[start EXERCISE INPUT]

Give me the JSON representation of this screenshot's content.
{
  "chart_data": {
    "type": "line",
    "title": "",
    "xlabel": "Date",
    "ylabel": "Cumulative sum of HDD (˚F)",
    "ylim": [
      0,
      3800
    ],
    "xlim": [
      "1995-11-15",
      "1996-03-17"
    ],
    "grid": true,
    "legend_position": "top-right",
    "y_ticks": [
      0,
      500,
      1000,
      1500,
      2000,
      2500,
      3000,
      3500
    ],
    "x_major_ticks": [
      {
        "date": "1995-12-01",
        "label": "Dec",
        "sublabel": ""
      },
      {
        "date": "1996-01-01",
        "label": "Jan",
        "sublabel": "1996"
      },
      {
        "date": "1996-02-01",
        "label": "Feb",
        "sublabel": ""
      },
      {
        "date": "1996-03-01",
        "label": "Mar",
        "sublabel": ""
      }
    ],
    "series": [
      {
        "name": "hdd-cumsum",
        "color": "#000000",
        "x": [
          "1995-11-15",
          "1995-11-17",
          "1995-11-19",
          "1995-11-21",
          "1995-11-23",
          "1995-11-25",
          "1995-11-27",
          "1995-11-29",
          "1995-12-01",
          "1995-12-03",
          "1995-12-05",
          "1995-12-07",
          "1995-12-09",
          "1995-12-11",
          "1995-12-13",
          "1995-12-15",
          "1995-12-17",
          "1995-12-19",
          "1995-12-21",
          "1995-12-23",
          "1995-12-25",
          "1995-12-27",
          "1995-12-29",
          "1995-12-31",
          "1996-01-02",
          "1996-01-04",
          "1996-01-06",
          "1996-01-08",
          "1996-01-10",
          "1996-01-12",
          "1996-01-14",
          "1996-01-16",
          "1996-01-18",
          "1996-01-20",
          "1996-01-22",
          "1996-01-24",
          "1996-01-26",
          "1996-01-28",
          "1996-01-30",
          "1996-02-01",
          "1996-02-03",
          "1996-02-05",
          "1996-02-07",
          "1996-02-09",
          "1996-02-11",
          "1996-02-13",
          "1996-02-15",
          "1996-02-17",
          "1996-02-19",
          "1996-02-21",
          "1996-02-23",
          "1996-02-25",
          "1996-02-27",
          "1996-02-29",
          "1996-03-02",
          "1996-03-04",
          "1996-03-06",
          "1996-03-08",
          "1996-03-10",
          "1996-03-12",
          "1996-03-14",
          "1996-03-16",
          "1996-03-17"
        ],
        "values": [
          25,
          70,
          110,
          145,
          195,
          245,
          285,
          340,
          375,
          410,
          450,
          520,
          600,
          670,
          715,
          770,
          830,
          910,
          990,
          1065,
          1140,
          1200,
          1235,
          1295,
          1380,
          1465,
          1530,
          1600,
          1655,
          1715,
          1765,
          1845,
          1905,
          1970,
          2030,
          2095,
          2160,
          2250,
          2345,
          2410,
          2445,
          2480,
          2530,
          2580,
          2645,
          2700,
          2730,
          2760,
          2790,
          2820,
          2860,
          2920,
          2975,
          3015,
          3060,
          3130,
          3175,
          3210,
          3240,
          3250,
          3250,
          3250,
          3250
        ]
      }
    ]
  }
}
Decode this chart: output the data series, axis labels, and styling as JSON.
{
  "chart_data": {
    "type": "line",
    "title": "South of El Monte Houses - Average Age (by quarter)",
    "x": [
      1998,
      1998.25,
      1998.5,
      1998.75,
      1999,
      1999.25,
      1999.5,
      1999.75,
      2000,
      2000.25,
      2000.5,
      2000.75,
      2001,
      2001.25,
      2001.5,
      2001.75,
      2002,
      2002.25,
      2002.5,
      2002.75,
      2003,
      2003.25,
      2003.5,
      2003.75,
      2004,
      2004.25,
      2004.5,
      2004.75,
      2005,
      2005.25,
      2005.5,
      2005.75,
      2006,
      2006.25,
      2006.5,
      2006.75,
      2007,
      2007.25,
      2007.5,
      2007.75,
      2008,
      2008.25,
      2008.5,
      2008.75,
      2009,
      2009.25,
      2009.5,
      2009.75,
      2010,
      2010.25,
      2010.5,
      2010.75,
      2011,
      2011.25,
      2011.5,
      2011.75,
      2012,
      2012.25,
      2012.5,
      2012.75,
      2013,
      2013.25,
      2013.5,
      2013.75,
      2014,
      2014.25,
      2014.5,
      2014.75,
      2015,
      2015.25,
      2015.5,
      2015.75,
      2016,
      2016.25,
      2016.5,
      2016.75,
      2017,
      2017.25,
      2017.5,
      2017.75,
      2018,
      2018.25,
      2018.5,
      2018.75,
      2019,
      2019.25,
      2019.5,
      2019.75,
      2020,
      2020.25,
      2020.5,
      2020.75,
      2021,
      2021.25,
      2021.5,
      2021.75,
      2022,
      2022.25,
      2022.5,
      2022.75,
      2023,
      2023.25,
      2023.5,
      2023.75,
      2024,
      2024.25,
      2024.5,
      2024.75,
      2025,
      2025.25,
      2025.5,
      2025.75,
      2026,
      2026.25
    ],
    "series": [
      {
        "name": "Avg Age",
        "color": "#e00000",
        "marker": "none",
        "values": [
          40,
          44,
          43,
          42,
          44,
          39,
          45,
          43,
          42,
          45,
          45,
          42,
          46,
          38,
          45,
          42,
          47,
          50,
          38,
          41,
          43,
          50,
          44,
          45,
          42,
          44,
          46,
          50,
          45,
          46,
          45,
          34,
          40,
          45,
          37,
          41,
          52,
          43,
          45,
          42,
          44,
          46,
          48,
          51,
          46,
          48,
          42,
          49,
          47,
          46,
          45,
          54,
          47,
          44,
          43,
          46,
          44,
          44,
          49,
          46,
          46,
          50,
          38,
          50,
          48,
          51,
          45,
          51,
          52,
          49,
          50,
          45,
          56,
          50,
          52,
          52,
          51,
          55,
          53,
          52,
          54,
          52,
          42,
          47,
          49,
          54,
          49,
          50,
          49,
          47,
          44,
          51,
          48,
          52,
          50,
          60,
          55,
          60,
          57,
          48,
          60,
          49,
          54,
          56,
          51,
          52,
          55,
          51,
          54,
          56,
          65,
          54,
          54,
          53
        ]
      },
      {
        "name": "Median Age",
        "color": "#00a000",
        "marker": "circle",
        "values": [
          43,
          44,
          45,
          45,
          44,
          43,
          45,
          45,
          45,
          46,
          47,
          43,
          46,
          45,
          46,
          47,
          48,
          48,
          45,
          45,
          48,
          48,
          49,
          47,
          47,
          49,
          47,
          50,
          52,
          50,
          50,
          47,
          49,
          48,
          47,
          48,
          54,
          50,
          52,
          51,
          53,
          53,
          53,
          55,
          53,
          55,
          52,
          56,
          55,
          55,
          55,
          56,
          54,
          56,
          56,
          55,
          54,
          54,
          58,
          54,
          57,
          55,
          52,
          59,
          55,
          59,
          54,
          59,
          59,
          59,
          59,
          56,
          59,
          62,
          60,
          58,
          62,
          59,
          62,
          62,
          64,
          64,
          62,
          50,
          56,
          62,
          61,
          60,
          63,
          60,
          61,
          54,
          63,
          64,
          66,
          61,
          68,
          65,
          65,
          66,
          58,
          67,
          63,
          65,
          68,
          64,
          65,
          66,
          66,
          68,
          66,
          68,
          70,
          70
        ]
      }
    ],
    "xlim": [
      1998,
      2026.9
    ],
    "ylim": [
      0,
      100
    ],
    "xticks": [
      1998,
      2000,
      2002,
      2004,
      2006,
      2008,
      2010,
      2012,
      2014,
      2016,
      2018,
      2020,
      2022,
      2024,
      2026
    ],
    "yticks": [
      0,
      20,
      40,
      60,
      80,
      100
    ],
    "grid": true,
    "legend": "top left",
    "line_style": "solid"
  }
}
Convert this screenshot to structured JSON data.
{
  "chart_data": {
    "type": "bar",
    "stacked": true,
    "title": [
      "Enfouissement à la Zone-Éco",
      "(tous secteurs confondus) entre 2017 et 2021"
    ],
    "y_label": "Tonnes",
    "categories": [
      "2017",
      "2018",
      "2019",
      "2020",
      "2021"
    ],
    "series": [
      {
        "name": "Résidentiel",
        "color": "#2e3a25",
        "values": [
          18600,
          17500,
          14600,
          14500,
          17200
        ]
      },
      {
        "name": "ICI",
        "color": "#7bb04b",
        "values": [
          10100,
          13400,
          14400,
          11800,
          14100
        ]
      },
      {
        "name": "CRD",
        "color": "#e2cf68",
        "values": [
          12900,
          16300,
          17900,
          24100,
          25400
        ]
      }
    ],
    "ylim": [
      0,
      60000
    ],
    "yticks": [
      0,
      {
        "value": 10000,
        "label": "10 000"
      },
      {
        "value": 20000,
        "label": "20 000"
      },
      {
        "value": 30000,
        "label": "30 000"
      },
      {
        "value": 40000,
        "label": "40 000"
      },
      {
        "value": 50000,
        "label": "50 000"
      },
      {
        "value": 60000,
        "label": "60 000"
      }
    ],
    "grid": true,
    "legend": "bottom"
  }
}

[end EXERCISE INPUT]

WHAT THIS TASK INVOLVES: Gather every line containing the word "color" and copy it.

ANSWER:
        "color": "#000000",
        "color": "#e00000",
        "color": "#00a000",
        "color": "#2e3a25",
        "color": "#7bb04b",
        "color": "#e2cf68",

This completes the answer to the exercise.